Les Incontournables: Françoise Giroud
Il ritratto di una donna libera
Françoise Giroud a vécu le destin des immigrés: fille de juifs ottomans installés en France, elle perd très vite son père et commence à travailler à 14 ans dans une librairie. Journaliste pendant la guerre, elle participe à un réseau de Résistance fondé par sa sœur Djenane. Elles sont arrêtées toutes les deux en 1944, mais alors qu'elle est libérée, sa sœur est déportée à Ravensbrück et n'en revient que pour mourir. Puis le succès arrive: elle est nommée directrice de la rédaction de Elle en 1950 et fonde L'Expressen 1953 avec Jean-Jacques Servan-Schreiber. À la suite de la rupture de leur liaison, elle continue l'œuvre commune puis se tourne vers la politique où, après des succès personnels, elle connaît de lourdes déceptions.
Si elle avait pu vivre jusqu’à aujourd’hui, elle aurait 100 ans.
Le portrait d’une femme, Françoise Giroud, qui, à elle seule, représente un pan de l’Histoire de France, embrassant presque tout le XX siècle pour passer le cap du troisième millénaire. Elle nous fait revivre les grands débats qui ont animé la France entre les années 50 et 80 lorsqu’elle a participé au mouvement pour l’indépendance de l’Algérie, à la création de l’hebdomadaire L’Express, en 1953, avec Jean-Jacques Servan-Schreiber, pour s’engager enfin dans la voie politique. Elle a été en effet Secrétaire d’État à la Condition féminine de 1974 à 1976 et secrétaire d’État à la Culture jusqu’en 1977, avant de consacrer ses dernières années à l’écriture. Une vie à pleines dents.

********************

ÉNONCÉ:
Poursuivez le portrait de Françoise Giroud à partir de sa dernière phrase. Les enregistrements n'ont aucun rôle à jouer ici.

Listes des éléments et de leurs cadres:
********************

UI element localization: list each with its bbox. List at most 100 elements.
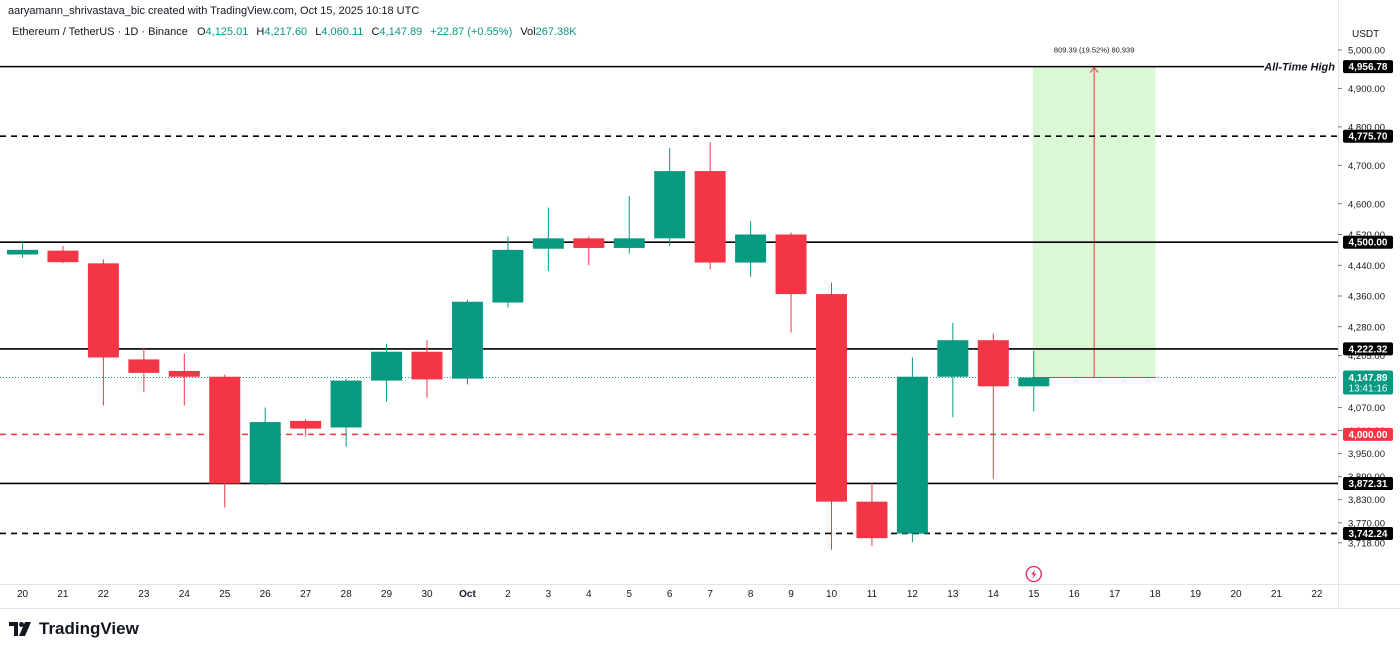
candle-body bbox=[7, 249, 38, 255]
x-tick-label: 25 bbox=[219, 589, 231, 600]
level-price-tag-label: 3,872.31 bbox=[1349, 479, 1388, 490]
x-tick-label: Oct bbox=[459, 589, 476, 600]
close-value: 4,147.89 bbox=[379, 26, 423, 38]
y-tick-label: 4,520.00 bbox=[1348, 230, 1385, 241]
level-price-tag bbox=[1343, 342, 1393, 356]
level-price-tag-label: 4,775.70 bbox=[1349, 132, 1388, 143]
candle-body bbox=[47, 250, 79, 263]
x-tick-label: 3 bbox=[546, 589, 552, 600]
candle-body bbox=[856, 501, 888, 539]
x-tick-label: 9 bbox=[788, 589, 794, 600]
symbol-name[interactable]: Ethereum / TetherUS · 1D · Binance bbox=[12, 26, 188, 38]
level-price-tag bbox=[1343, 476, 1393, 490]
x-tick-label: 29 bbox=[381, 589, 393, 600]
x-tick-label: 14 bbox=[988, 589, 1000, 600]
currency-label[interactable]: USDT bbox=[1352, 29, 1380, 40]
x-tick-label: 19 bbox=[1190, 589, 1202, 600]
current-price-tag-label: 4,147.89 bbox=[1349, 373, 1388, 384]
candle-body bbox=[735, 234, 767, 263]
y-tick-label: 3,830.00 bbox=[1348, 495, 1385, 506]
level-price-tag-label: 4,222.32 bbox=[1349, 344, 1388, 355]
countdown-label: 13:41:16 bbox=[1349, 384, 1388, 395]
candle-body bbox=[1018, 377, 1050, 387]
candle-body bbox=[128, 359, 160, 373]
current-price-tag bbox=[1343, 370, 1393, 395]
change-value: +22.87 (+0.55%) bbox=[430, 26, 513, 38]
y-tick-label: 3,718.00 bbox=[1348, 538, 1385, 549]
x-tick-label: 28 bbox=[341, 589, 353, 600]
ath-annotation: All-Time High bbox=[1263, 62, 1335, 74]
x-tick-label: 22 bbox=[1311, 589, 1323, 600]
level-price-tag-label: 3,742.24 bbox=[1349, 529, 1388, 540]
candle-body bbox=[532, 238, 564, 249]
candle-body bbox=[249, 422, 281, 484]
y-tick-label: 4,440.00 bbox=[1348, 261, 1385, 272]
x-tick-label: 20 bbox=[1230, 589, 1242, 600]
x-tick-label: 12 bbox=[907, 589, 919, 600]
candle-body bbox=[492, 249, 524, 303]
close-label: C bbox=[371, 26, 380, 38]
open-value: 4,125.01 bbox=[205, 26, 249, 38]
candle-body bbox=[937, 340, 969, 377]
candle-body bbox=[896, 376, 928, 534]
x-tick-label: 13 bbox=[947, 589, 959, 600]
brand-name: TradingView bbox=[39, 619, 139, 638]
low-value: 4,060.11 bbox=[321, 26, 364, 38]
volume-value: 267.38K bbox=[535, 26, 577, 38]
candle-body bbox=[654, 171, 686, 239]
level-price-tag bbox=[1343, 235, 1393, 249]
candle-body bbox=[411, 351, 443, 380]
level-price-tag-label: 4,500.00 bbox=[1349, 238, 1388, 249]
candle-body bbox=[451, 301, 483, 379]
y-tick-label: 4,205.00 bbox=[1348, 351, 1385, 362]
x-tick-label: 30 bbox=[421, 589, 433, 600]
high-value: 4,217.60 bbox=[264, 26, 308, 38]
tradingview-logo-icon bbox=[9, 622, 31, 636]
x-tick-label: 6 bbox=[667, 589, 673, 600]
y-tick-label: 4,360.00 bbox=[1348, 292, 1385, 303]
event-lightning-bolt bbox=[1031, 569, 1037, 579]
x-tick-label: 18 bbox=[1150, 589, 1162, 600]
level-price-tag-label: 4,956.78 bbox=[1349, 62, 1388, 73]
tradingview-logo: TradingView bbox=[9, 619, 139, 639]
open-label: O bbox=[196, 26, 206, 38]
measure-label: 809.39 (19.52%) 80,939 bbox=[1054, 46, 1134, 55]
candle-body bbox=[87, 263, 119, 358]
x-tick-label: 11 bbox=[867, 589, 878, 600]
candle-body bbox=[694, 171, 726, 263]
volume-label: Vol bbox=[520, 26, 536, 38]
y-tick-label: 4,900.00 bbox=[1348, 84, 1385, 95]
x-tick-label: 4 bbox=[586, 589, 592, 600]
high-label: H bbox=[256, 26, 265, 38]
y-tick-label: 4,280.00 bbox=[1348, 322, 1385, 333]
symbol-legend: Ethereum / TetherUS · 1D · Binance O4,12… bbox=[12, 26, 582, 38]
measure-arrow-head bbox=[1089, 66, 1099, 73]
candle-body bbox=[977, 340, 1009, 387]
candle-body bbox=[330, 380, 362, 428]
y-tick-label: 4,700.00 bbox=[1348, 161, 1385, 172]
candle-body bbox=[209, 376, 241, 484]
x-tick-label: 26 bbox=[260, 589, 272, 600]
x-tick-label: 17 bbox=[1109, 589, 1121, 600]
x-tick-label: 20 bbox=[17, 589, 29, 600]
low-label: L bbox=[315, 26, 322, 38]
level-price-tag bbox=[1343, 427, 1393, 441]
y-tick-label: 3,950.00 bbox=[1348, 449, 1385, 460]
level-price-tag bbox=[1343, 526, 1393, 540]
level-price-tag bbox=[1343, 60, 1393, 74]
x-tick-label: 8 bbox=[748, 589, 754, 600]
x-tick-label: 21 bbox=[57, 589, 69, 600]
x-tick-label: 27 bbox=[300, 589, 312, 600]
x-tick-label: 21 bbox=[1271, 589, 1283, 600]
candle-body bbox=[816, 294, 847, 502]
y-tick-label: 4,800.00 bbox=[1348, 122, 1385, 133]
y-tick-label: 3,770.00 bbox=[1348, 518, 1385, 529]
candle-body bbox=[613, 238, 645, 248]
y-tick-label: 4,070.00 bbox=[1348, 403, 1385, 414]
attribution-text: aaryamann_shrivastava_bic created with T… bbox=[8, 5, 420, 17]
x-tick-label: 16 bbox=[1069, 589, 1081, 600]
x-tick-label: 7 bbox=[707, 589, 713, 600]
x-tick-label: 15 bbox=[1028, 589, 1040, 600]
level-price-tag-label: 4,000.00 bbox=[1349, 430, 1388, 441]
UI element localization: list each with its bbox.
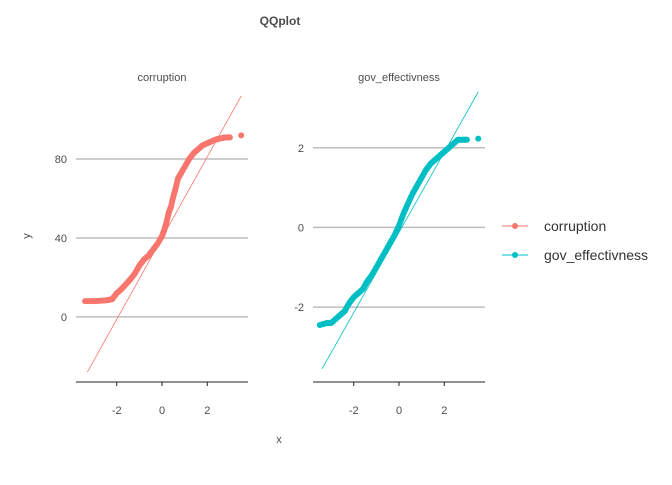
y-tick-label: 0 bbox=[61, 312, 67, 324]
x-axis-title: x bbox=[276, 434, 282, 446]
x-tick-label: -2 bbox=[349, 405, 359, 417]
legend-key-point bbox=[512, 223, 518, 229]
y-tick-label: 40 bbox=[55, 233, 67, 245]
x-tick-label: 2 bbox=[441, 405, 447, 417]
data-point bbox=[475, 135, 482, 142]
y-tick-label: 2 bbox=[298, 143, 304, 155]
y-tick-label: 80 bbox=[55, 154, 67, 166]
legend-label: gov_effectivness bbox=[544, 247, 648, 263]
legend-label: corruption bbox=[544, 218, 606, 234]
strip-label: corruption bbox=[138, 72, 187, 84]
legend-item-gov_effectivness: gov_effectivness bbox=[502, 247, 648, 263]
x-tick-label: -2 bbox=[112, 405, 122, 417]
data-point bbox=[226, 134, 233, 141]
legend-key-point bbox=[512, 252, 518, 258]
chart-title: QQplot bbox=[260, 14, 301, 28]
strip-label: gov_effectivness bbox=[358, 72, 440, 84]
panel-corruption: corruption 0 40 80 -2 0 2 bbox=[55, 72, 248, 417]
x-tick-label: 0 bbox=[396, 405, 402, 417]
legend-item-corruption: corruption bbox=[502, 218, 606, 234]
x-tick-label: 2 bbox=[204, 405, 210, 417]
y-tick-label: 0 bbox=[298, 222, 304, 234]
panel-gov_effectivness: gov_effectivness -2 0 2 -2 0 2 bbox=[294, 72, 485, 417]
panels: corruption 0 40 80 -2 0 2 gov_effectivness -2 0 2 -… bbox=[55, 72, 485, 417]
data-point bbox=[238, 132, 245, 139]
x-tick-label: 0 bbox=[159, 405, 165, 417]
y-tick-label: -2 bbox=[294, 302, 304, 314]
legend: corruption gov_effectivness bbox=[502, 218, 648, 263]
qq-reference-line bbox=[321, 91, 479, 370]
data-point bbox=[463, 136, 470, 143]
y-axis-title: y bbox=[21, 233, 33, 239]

********************

RÉSULTAT OBTENU:
Une femme de tête qu’on admire pour sa carrière, sa personnalité, ses écrits, ses prises de positions… mais aussi une femme douée d’une volonté d’acier, qui a payé cher sa condition de femme libre.
Journaliste et écrivaine, elle chérissait la clarté et la lucidité alors que sa vie personnelle renfermait des secrets qu’elle ne dévoilait même pas à sa fille. Un personnage tout en clair-obscur, qui recelait de contradictions si fortes qu’elle a dû recourir à une thérapie psychanalytique avec Jacques Lacan. Mais, malgré la renommée du thérapeute, qui s’occupera de sa fille aussi, cette analyse ne donnera pas de grands résultats, si l’on en croit sa fille, devenue à son tour psychanalyste. Femme de plume, directrice de rédaction, éditorialiste de l’hebdomadaire Le Nouvel Observateur pendant vingt ans, Françoise Giroud avait dû pourtant quitter l’école à 14 ans avec un diplôme de dactylo pour chercher un emploi. Porte-drapeau de la liberté et de l’indépendance des femmes, elle a été sauvée de justesse d’une tentative de suicide à la suite d’une déception amoureuse. Elle est le symbole de la femme française de succès comme le démontre le livre de Christine Ockrent, une autre grande journaliste, Françoise Giroud, une ambition française, éditions Fayard, 2003.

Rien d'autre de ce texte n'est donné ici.